▶ [AIM OF THE TASK]
Return all the entries exactly, keeping pictures out.

▶ [PROVIDED DATA]
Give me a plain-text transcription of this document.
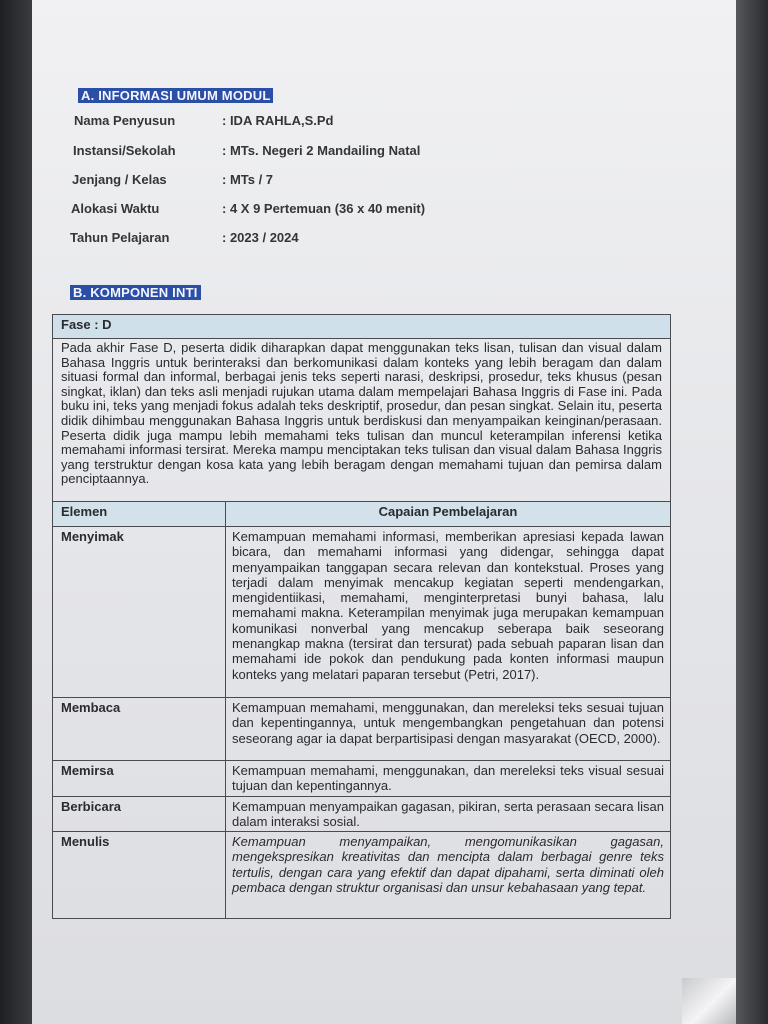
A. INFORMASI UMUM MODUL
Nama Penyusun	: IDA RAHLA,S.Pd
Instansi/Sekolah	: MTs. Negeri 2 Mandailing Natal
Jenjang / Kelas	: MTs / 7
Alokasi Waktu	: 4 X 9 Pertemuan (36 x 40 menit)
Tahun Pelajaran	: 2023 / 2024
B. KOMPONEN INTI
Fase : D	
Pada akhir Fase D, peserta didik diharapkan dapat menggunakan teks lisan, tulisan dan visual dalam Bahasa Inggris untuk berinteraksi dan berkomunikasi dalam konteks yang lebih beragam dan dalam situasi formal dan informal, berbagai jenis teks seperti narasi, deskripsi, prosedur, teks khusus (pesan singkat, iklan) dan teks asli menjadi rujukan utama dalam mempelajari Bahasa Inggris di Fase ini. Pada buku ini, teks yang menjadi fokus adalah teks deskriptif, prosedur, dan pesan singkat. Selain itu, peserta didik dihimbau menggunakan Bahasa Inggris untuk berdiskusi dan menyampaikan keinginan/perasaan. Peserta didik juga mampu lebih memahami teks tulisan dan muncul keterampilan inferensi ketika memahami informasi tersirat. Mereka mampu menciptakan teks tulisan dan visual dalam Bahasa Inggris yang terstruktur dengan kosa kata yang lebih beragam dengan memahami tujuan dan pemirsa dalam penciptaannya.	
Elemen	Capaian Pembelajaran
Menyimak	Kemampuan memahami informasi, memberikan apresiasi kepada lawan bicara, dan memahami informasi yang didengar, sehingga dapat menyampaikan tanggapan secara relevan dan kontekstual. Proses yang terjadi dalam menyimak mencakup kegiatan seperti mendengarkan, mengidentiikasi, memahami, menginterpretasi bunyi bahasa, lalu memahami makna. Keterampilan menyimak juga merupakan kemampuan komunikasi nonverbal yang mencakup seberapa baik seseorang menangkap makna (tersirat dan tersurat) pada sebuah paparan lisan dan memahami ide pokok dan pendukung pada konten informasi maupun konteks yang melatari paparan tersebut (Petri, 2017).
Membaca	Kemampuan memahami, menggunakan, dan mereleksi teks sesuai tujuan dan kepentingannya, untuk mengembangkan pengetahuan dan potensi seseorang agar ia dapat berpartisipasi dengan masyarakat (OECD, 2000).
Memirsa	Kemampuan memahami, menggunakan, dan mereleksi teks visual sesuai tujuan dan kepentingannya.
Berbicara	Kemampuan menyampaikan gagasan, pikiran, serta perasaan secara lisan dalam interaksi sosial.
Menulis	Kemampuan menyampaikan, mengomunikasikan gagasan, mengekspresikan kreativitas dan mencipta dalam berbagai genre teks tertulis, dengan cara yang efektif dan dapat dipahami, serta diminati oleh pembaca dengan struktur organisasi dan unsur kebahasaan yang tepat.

▶ [THE RESULT]
Give me a plain-text transcription of this document.
A. INFORMASI UMUM MODUL
Nama Penyusun	: IDA RAHLA,S.Pd
Instansi/Sekolah	: MTs. Negeri 2 Mandailing Natal
Jenjang / Kelas	: MTs / 7
Alokasi Waktu	: 4 X 9 Pertemuan (36 x 40 menit)
Tahun Pelajaran	: 2023 / 2024
B. KOMPONEN INTI
Fase : D	
Pada akhir Fase D, peserta didik diharapkan dapat menggunakan teks lisan, tulisan dan visual dalam Bahasa Inggris untuk berinteraksi dan berkomunikasi dalam konteks yang lebih beragam dan dalam situasi formal dan informal, berbagai jenis teks seperti narasi, deskripsi, prosedur, teks khusus (pesan singkat, iklan) dan teks asli menjadi rujukan utama dalam mempelajari Bahasa Inggris di Fase ini. Pada buku ini, teks yang menjadi fokus adalah teks deskriptif, prosedur, dan pesan singkat. Selain itu, peserta didik dihimbau menggunakan Bahasa Inggris untuk berdiskusi dan menyampaikan keinginan/perasaan. Peserta didik juga mampu lebih memahami teks tulisan dan muncul keterampilan inferensi ketika memahami informasi tersirat. Mereka mampu menciptakan teks tulisan dan visual dalam Bahasa Inggris yang terstruktur dengan kosa kata yang lebih beragam dengan memahami tujuan dan pemirsa dalam penciptaannya.	
Elemen	Capaian Pembelajaran
Menyimak	Kemampuan memahami informasi, memberikan apresiasi kepada lawan bicara, dan memahami informasi yang didengar, sehingga dapat menyampaikan tanggapan secara relevan dan kontekstual. Proses yang terjadi dalam menyimak mencakup kegiatan seperti mendengarkan, mengidentiikasi, memahami, menginterpretasi bunyi bahasa, lalu memahami makna. Keterampilan menyimak juga merupakan kemampuan komunikasi nonverbal yang mencakup seberapa baik seseorang menangkap makna (tersirat dan tersurat) pada sebuah paparan lisan dan memahami ide pokok dan pendukung pada konten informasi maupun konteks yang melatari paparan tersebut (Petri, 2017).
Membaca	Kemampuan memahami, menggunakan, dan mereleksi teks sesuai tujuan dan kepentingannya, untuk mengembangkan pengetahuan dan potensi seseorang agar ia dapat berpartisipasi dengan masyarakat (OECD, 2000).
Memirsa	Kemampuan memahami, menggunakan, dan mereleksi teks visual sesuai tujuan dan kepentingannya.
Berbicara	Kemampuan menyampaikan gagasan, pikiran, serta perasaan secara lisan dalam interaksi sosial.
Menulis	Kemampuan menyampaikan, mengomunikasikan gagasan, mengekspresikan kreativitas dan mencipta dalam berbagai genre teks tertulis, dengan cara yang efektif dan dapat dipahami, serta diminati oleh pembaca dengan struktur organisasi dan unsur kebahasaan yang tepat.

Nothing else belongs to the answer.